• **YOUR GOAL**
Quote all of the data below exactly, please.

• **SUPPLIED MATERIAL**
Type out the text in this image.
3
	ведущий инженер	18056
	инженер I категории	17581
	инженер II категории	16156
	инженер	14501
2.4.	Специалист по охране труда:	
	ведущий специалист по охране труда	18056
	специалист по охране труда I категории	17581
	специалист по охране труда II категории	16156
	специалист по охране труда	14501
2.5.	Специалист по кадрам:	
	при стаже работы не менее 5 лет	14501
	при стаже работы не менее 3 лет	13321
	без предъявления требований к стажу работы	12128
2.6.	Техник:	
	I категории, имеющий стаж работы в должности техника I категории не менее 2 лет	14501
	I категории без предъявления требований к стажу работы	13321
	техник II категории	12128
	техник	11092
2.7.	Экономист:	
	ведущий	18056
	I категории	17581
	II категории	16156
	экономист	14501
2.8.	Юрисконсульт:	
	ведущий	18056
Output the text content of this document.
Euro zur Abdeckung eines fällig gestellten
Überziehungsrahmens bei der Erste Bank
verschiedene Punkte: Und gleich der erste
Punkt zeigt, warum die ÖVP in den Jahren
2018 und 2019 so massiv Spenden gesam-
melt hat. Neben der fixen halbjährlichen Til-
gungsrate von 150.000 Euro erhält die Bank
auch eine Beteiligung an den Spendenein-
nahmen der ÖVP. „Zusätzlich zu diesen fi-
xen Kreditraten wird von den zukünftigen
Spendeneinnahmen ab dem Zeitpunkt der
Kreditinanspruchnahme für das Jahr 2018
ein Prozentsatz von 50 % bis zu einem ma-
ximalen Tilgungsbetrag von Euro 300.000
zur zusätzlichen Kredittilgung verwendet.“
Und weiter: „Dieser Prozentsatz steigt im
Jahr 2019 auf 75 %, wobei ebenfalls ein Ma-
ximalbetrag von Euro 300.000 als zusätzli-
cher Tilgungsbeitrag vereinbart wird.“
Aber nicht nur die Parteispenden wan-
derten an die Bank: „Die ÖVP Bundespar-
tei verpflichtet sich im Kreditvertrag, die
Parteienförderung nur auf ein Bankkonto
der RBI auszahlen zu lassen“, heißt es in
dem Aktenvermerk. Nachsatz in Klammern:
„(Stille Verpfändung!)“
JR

• **ANSWER**
Type out the text in this image.
3
	ведущий инженер	18056
	инженер I категории	17581
	инженер II категории	16156
	инженер	14501
2.4.	Специалист по охране труда:	
	ведущий специалист по охране труда	18056
	специалист по охране труда I категории	17581
	специалист по охране труда II категории	16156
	специалист по охране труда	14501
2.5.	Специалист по кадрам:	
	при стаже работы не менее 5 лет	14501
	при стаже работы не менее 3 лет	13321
	без предъявления требований к стажу работы	12128
2.6.	Техник:	
	I категории, имеющий стаж работы в должности техника I категории не менее 2 лет	14501
	I категории без предъявления требований к стажу работы	13321
	техник II категории	12128
	техник	11092
2.7.	Экономист:	
	ведущий	18056
	I категории	17581
	II категории	16156
	экономист	14501
2.8.	Юрисконсульт:	
	ведущий	18056
Output the text content of this document.
Euro zur Abdeckung eines fällig gestellten
Überziehungsrahmens bei der Erste Bank
verschiedene Punkte: Und gleich der erste
Punkt zeigt, warum die ÖVP in den Jahren
2018 und 2019 so massiv Spenden gesam-
melt hat. Neben der fixen halbjährlichen Til-
gungsrate von 150.000 Euro erhält die Bank
auch eine Beteiligung an den Spendenein-
nahmen der ÖVP. „Zusätzlich zu diesen fi-
xen Kreditraten wird von den zukünftigen
Spendeneinnahmen ab dem Zeitpunkt der
Kreditinanspruchnahme für das Jahr 2018
ein Prozentsatz von 50 % bis zu einem ma-
ximalen Tilgungsbetrag von Euro 300.000
zur zusätzlichen Kredittilgung verwendet.“
Und weiter: „Dieser Prozentsatz steigt im
Jahr 2019 auf 75 %, wobei ebenfalls ein Ma-
ximalbetrag von Euro 300.000 als zusätzli-
cher Tilgungsbeitrag vereinbart wird.“
Aber nicht nur die Parteispenden wan-
derten an die Bank: „Die ÖVP Bundespar-
tei verpflichtet sich im Kreditvertrag, die
Parteienförderung nur auf ein Bankkonto
der RBI auszahlen zu lassen“, heißt es in
dem Aktenvermerk. Nachsatz in Klammern:
„(Stille Verpfändung!)“
JR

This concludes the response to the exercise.